→ **DOCUMENT PASSAGE**
•••••

What if I want to track failures but to be prevented from DOS?

> > 
> > How can I can I forget job statuses for already exited serviced?
> 
> systemctl reset-failed
> 
Great. That works.


> > Howe can I limit size of job status log (systemctl --all), if I have socket
> > services without the "-".
> 
> there's a global limit on loaded units. Not sure what I set it too. Something
> quite large. We do autopaging so a long output should be unproblematic, and
> for everything else there is head/tail.
> 
I don't talk about printed output. I talk about limit for internal systemd data structures. (Even getting list of systemctl --all with thousands of records takes a long time.)

In other words I'd like to see a limit rate on failed services. Something like a printk in Linux or syslog `last message repeated N times' or netfiler LOG --limit.

> > This is vulnerability in systemd as such. If you want close this bug,
> > fix it on systemd level (e.g. by making "-" in socket-services implicit)
> > before.
> 
> Nah. People might want this. This is a matter of documentation, not more.

Ok. I will ask FPC to encourage packagers to ignore socket-activated services failures otherwise their system would be become DOS-susceptible.

•••••

[Document layout detection data]
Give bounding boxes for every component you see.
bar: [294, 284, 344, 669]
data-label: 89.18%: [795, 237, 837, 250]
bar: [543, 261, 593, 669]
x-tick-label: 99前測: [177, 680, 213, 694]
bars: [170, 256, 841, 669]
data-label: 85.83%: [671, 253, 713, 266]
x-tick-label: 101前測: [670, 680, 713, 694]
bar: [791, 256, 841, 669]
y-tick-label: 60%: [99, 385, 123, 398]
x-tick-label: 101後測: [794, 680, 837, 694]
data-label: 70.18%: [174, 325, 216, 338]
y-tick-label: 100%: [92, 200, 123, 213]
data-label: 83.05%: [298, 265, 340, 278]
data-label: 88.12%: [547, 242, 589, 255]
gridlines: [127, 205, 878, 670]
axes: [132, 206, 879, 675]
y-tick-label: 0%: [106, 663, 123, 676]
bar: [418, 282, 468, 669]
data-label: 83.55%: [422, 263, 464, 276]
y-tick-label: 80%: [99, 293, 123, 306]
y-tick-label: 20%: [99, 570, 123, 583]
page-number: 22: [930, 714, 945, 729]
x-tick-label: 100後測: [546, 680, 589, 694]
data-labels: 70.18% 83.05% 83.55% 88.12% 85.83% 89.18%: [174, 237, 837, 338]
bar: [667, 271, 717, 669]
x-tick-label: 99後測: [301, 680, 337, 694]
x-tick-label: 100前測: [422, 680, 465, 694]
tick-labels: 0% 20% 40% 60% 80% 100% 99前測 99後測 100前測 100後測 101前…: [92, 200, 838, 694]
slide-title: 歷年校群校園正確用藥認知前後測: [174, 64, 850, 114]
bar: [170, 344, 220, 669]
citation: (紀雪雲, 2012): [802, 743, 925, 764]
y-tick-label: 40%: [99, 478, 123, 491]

•••••

→ **TRY IT**
Write out the portion of the systemd discussion that starts with "In other words" and runs through "documentation, not more.", copying it without any changes.

→ **SOLUTION TO THIS EXERCISE**
In other words I'd like to see a limit rate on failed services. Something like a printk in Linux or syslog `last message repeated N times' or netfiler LOG --limit.

> > This is vulnerability in systemd as such. If you want close this bug,
> > fix it on systemd level (e.g. by making "-" in socket-services implicit)
> > before.
> 
> Nah. People might want this. This is a matter of documentation, not more.